◆ What you are asked to do
Every line in the data below that has the word "tider" should be returned.
#### Data records
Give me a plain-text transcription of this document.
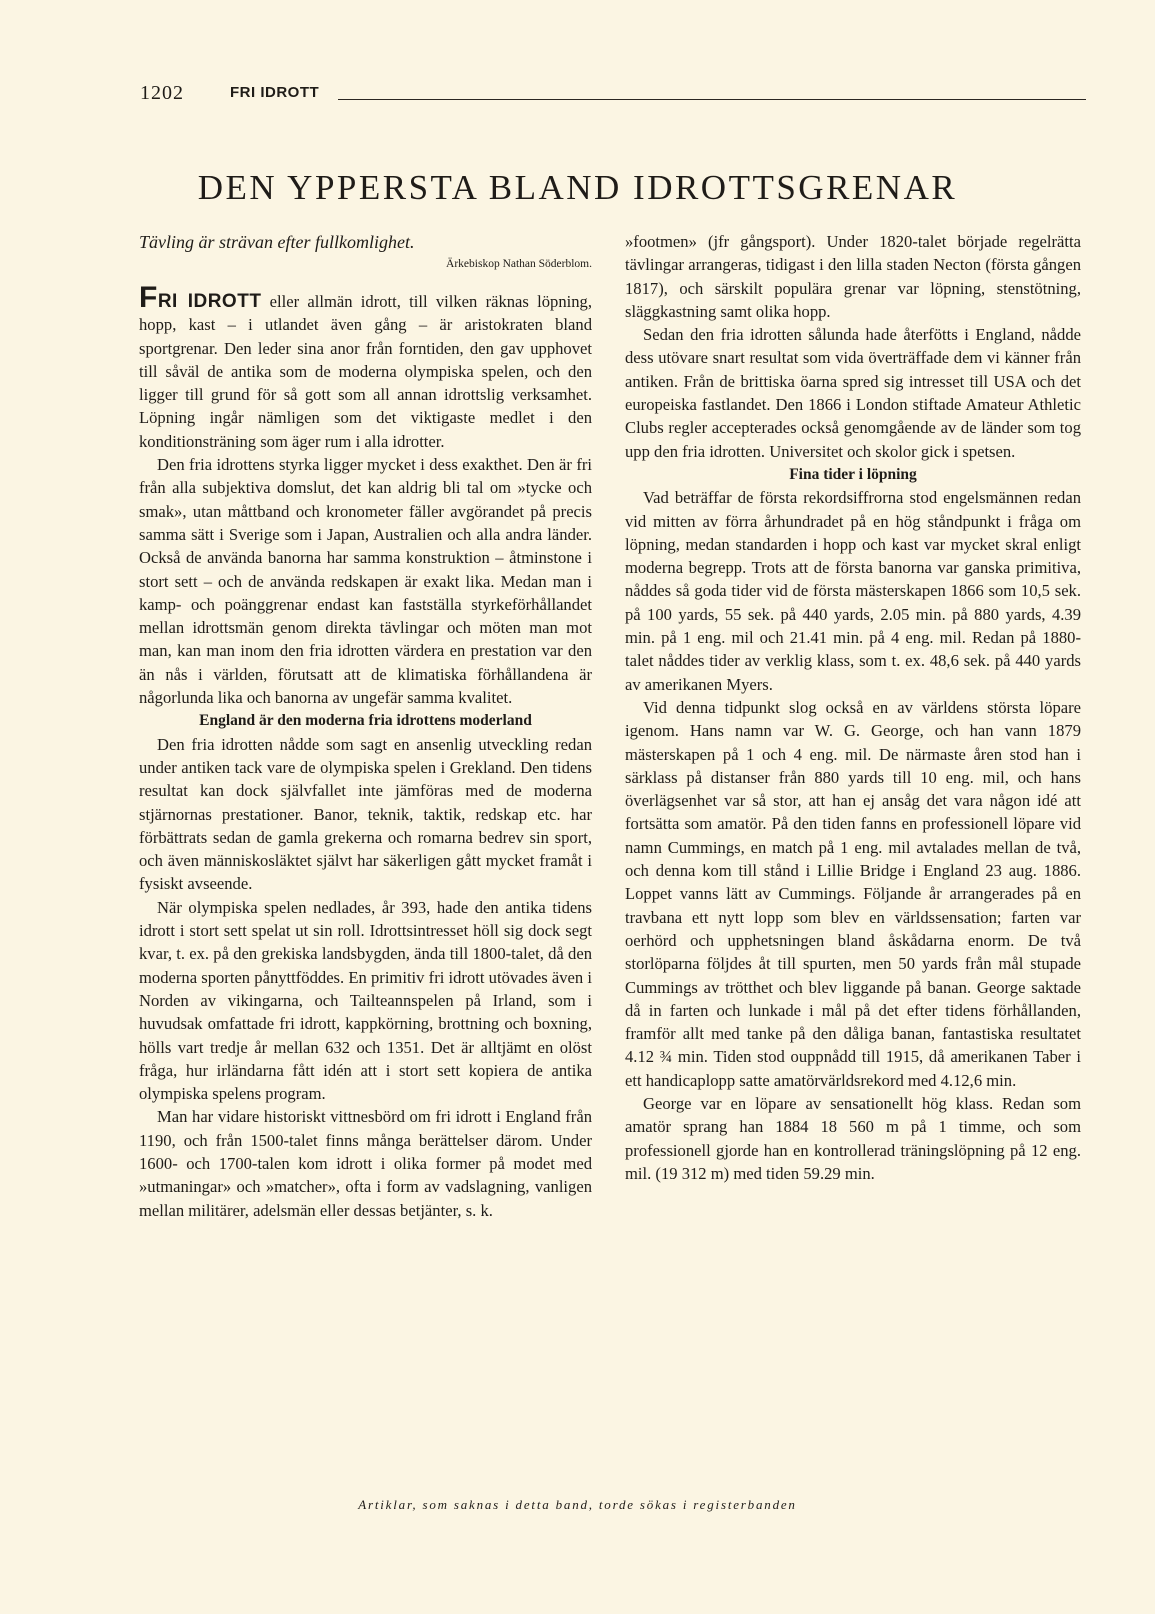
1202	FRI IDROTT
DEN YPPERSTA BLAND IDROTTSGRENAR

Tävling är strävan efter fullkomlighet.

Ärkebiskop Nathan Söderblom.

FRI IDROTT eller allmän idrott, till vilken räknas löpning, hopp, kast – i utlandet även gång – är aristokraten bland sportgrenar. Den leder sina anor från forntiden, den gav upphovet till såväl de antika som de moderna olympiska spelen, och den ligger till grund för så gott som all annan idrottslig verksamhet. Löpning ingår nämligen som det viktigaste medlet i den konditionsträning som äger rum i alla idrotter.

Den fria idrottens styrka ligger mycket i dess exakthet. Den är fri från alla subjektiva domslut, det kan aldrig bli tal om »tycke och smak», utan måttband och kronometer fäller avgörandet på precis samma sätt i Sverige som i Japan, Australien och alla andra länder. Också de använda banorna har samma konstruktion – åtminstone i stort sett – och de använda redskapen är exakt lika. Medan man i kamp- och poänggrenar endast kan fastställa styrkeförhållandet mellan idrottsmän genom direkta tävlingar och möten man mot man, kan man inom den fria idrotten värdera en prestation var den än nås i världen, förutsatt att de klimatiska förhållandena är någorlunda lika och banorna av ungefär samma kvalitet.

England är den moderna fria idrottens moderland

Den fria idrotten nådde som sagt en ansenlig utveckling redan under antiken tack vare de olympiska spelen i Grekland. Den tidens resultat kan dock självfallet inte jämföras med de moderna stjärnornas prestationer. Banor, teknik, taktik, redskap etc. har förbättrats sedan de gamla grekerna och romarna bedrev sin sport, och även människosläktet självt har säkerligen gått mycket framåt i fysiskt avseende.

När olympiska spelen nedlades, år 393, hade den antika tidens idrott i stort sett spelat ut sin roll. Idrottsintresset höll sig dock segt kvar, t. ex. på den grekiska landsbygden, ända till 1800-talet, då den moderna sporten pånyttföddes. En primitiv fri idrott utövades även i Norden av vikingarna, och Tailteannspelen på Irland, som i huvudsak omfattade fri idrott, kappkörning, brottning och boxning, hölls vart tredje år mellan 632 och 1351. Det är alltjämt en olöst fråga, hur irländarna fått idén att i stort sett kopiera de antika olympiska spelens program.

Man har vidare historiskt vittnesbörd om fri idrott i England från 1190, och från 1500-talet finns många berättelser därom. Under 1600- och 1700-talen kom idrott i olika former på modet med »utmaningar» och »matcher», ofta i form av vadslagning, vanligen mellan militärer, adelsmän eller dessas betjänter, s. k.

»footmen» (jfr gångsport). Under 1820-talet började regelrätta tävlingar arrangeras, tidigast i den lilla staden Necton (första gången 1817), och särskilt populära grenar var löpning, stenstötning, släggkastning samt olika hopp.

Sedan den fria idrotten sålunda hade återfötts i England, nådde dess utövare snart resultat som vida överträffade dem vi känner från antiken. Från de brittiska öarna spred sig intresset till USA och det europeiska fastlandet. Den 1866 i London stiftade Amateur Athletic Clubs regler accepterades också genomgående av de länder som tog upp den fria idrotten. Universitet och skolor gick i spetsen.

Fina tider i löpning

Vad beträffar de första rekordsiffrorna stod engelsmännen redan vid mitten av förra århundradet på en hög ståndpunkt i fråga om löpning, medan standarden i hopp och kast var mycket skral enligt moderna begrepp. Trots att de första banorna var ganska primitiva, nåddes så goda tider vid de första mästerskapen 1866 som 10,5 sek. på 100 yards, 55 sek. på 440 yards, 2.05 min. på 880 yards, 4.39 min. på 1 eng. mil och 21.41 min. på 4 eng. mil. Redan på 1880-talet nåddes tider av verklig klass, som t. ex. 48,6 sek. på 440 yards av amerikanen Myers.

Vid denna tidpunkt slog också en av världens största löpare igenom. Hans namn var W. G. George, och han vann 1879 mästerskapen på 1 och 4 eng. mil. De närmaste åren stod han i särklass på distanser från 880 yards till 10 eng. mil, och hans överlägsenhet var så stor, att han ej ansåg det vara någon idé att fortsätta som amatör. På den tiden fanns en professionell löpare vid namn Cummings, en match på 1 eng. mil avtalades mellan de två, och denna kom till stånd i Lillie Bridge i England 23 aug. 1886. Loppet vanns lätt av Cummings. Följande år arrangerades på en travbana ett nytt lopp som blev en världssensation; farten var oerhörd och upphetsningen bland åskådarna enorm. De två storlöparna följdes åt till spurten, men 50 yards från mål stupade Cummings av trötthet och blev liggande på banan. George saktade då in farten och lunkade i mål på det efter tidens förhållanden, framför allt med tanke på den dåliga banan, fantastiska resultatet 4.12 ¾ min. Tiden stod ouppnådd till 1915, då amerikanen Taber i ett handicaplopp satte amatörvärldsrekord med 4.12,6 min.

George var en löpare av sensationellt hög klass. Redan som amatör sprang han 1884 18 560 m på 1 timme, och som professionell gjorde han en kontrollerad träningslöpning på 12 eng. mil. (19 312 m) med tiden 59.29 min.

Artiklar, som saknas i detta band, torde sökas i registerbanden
########
◆ The answer
Fina tider i löpning
Vad beträffar de första rekordsiffrorna stod engelsmännen redan vid mitten av förra århundradet på en hög ståndpunkt i fråga om löpning, medan standarden i hopp och kast var mycket skral enligt moderna begrepp. Trots att de första banorna var ganska primitiva, nåddes så goda tider vid de första mästerskapen 1866 som 10,5 sek. på 100 yards, 55 sek. på 440 yards, 2.05 min. på 880 yards, 4.39 min. på 1 eng. mil och 21.41 min. på 4 eng. mil. Redan på 1880-talet nåddes tider av verklig klass, som t. ex. 48,6 sek. på 440 yards av amerikanen Myers.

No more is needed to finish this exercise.